## WHAT YOU WILL DO
Where a line contains the word "Υπηρεσιών", copy that line in full.

------ EXTRACTED DATA ------

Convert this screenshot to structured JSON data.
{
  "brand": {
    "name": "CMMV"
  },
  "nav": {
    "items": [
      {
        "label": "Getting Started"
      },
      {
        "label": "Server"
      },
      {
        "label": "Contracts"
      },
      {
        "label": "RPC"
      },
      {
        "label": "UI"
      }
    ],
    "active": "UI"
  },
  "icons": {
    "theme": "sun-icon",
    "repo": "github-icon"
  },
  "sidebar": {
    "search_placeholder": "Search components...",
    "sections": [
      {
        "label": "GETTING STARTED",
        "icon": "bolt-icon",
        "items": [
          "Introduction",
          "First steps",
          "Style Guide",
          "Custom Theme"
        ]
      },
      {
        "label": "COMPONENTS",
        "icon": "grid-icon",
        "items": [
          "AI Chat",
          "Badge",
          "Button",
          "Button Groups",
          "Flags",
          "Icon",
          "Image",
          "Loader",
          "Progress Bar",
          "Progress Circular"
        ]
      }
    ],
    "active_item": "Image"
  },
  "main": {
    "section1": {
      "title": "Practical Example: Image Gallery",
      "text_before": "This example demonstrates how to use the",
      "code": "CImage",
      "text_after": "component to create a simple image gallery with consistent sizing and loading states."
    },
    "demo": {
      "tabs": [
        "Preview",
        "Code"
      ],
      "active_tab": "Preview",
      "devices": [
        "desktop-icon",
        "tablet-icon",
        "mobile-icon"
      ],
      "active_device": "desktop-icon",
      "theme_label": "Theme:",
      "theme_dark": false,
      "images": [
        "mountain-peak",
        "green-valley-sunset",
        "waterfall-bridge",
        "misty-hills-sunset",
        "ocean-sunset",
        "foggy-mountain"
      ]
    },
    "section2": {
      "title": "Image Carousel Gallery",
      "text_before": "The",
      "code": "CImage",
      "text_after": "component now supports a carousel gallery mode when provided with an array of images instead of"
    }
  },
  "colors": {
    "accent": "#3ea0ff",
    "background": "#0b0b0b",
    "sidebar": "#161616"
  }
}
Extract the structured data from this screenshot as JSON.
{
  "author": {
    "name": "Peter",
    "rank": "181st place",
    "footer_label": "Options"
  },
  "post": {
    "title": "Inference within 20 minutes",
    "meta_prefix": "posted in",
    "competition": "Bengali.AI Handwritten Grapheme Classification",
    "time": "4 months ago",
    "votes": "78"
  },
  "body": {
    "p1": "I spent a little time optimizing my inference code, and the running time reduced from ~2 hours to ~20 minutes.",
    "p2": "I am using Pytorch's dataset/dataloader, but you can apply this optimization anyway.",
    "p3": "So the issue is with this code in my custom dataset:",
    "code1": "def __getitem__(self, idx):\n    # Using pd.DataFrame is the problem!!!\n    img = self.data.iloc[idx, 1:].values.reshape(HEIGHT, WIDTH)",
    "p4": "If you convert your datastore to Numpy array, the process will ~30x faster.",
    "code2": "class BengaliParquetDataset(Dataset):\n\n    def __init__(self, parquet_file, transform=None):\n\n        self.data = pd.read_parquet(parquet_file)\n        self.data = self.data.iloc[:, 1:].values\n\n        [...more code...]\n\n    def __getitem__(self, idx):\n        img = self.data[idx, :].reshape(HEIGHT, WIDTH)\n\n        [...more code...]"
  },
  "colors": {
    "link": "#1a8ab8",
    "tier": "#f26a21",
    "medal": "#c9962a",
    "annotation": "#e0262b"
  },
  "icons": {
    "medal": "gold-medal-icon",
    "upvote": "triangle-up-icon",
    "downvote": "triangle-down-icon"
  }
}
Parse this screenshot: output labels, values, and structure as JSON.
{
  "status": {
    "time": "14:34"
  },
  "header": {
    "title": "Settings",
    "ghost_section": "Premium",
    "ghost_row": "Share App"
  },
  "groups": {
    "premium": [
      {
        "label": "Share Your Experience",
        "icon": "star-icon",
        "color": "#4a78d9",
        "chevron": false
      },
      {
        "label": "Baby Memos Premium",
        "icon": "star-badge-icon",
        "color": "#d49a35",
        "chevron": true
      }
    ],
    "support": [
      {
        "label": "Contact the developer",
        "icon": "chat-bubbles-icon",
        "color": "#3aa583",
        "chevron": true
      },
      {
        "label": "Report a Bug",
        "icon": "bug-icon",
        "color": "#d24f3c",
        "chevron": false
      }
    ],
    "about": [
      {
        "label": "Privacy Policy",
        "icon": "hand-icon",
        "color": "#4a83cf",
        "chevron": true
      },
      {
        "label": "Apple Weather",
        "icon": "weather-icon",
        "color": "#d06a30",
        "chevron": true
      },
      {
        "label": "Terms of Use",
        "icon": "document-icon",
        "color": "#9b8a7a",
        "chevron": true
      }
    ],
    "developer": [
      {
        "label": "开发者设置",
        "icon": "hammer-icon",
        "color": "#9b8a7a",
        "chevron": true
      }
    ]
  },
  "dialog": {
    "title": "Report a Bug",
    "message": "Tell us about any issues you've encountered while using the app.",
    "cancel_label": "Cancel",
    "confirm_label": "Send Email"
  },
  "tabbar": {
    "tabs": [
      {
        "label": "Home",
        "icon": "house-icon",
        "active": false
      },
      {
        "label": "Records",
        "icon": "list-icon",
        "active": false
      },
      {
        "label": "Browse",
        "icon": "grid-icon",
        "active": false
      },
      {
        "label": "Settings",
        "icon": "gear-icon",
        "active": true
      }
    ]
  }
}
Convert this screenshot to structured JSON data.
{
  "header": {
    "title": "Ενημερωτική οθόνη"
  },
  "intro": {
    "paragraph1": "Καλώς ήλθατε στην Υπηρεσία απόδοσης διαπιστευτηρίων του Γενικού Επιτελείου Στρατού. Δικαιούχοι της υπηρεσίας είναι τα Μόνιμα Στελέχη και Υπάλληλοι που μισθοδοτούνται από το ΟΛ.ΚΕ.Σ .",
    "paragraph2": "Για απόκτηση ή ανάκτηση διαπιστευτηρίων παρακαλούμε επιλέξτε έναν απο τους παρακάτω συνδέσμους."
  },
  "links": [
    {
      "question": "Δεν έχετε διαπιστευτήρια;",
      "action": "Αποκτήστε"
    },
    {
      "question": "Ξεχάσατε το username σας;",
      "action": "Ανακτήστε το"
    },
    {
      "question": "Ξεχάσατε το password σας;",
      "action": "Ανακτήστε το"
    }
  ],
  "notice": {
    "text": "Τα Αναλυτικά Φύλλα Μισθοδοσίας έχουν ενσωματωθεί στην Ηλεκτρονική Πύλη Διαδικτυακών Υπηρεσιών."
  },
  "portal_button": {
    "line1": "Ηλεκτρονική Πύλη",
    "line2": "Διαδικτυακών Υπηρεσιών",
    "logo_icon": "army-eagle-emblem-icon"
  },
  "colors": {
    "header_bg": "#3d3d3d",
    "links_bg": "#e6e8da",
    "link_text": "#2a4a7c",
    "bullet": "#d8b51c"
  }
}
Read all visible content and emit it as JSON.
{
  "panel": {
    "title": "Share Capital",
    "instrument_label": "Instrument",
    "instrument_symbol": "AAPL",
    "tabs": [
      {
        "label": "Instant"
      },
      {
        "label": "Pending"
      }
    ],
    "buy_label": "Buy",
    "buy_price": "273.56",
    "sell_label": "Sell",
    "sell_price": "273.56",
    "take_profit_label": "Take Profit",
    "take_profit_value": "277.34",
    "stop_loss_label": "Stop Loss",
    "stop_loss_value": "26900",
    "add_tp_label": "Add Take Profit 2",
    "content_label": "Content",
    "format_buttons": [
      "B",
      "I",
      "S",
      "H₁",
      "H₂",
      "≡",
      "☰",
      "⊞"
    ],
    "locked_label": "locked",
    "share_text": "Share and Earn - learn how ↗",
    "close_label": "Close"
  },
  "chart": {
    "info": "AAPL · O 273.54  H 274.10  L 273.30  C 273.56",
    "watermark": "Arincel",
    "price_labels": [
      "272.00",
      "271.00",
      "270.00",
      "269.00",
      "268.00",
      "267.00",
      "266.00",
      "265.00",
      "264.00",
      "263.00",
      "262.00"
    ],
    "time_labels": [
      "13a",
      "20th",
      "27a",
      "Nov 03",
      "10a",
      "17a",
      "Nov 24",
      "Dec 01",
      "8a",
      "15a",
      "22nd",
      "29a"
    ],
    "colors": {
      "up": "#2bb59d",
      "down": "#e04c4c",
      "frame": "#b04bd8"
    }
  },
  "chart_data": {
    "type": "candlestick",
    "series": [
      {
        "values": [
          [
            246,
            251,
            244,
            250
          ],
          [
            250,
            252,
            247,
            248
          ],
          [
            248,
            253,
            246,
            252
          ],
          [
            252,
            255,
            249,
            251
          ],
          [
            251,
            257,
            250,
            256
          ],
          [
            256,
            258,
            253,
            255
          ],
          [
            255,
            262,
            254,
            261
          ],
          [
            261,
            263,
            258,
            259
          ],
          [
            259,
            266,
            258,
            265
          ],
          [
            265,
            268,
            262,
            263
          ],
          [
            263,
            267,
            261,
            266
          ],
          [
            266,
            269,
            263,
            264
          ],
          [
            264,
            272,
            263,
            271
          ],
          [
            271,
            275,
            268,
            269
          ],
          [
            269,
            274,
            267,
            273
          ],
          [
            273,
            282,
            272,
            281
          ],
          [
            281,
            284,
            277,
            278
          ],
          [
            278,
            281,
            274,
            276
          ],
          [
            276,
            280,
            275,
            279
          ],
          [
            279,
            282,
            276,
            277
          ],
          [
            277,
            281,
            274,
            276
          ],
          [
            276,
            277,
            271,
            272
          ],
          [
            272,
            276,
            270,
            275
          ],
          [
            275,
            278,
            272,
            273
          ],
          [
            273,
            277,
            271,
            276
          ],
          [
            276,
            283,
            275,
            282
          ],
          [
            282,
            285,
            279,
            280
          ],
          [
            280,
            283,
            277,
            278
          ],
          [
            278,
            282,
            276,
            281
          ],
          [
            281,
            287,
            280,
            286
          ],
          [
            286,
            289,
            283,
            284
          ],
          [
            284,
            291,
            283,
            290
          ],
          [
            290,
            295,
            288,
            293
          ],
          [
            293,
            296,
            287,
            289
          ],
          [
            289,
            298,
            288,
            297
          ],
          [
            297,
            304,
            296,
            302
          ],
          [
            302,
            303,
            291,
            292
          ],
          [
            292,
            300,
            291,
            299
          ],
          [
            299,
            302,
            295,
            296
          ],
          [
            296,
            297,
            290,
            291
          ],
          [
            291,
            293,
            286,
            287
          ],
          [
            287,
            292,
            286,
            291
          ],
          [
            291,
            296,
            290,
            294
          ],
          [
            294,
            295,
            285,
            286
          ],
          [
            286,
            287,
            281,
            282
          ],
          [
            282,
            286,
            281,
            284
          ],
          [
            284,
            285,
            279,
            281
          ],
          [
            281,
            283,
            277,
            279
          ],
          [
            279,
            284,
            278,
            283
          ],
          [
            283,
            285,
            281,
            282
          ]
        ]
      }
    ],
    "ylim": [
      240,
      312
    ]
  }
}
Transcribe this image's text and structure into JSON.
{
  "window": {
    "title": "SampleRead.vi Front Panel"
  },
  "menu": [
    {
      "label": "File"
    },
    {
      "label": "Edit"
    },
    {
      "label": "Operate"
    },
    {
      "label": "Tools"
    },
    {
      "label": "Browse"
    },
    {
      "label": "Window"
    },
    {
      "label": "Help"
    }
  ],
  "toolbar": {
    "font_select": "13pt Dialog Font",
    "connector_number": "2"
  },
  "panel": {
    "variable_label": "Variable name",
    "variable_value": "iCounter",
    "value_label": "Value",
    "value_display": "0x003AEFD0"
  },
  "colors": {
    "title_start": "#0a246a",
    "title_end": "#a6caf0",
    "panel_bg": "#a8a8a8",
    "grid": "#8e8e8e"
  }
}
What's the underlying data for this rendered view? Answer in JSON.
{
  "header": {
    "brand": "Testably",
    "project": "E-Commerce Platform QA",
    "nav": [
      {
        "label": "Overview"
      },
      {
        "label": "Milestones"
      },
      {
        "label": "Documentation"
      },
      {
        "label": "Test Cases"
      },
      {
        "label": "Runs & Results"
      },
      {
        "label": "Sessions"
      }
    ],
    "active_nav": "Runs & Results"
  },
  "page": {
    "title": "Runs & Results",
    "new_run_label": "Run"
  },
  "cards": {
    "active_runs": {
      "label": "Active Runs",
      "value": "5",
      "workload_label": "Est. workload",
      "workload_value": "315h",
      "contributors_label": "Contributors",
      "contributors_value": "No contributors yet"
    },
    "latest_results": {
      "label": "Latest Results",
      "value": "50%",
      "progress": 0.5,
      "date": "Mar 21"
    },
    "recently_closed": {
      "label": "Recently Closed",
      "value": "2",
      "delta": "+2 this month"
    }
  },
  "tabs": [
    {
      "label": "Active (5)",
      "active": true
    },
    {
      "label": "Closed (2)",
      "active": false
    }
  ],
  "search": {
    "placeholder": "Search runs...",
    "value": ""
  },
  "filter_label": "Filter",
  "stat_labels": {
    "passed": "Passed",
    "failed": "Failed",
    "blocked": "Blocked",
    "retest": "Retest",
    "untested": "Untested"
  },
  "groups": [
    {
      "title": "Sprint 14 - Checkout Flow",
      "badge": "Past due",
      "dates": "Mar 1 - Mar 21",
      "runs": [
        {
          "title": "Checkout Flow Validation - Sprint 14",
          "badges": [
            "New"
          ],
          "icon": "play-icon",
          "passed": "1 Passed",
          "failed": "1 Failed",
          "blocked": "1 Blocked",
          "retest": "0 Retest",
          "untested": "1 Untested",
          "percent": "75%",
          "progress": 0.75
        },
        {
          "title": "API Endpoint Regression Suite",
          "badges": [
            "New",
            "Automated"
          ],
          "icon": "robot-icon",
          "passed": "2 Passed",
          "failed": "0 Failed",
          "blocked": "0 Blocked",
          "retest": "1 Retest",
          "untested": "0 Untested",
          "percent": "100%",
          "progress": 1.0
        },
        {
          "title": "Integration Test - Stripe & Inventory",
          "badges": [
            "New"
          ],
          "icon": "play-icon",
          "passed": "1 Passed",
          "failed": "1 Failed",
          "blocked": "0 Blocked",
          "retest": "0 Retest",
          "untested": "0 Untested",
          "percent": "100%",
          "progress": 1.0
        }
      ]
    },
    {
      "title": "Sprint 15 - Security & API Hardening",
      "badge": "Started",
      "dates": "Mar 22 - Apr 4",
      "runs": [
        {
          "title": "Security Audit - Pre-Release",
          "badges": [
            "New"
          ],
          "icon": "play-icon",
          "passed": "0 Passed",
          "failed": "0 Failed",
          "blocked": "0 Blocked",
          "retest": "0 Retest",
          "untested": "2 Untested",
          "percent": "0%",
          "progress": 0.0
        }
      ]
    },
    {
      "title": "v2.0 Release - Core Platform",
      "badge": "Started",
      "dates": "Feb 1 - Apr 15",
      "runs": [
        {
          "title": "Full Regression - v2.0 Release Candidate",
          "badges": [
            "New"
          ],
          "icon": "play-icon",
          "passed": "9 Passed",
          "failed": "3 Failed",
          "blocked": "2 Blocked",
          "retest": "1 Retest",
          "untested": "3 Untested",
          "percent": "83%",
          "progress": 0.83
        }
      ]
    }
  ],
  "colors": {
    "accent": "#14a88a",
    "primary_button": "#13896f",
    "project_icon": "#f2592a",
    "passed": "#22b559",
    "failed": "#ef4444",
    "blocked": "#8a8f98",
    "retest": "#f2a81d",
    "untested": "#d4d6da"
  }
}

------

## TASK RESPONSE
    "text": "Τα Αναλυτικά Φύλλα Μισθοδοσίας έχουν ενσωματωθεί στην Ηλεκτρονική Πύλη Διαδικτυακών Υπηρεσιών."
    "line2": "Διαδικτυακών Υπηρεσιών",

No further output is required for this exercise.